Scan the data below for the string "include". Copy every line where it appears.

— BEGIN Data to use —

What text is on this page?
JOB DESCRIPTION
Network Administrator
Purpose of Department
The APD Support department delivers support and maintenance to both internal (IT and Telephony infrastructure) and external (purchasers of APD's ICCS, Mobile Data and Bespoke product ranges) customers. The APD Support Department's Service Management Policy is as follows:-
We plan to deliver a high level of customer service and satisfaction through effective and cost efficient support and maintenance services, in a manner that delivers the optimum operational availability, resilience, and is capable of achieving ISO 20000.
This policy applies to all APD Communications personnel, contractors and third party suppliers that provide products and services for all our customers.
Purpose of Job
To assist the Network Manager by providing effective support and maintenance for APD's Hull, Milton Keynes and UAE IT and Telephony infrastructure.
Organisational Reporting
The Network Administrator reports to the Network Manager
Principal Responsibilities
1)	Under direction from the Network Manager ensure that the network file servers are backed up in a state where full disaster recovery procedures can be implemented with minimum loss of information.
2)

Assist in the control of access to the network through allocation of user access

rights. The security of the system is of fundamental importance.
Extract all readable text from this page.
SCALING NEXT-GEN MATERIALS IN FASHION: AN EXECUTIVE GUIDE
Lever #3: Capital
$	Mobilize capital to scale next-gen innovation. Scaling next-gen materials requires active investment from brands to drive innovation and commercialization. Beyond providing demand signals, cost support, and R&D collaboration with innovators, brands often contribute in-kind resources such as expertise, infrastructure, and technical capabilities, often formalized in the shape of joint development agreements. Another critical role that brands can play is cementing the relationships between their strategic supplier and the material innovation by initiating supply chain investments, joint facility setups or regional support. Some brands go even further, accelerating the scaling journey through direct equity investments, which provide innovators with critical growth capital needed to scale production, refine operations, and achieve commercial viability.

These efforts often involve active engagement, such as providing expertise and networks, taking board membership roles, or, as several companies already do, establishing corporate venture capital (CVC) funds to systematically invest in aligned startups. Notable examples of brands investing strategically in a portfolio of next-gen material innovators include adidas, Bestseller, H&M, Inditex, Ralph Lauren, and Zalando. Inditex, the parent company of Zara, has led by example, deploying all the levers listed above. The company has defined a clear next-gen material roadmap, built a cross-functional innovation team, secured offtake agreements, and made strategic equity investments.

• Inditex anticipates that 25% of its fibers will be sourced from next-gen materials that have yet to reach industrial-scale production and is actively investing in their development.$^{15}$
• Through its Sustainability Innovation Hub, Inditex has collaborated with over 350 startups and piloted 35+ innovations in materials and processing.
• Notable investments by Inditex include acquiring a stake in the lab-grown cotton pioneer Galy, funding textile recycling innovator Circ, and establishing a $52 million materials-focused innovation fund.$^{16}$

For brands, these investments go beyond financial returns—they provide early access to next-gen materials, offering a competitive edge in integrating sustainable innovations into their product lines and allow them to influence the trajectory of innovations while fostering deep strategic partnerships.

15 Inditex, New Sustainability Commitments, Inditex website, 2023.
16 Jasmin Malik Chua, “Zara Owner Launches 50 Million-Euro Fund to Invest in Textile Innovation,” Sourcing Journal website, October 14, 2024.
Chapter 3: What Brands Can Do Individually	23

— END Data to use —

> _Answer to this task_
These efforts often involve active engagement, such as providing expertise and networks, taking board membership roles, or, as several companies already do, establishing corporate venture capital (CVC) funds to systematically invest in aligned startups. Notable examples of brands investing strategically in a portfolio of next-gen material innovators include adidas, Bestseller, H&M, Inditex, Ralph Lauren, and Zalando. Inditex, the parent company of Zara, has led by example, deploying all the levers listed above. The company has defined a clear next-gen material roadmap, built a cross-functional innovation team, secured offtake agreements, and made strategic equity investments.
• Notable investments by Inditex include acquiring a stake in the lab-grown cotton pioneer Galy, funding textile recycling innovator Circ, and establishing a $52 million materials-focused innovation fund.$^{16}$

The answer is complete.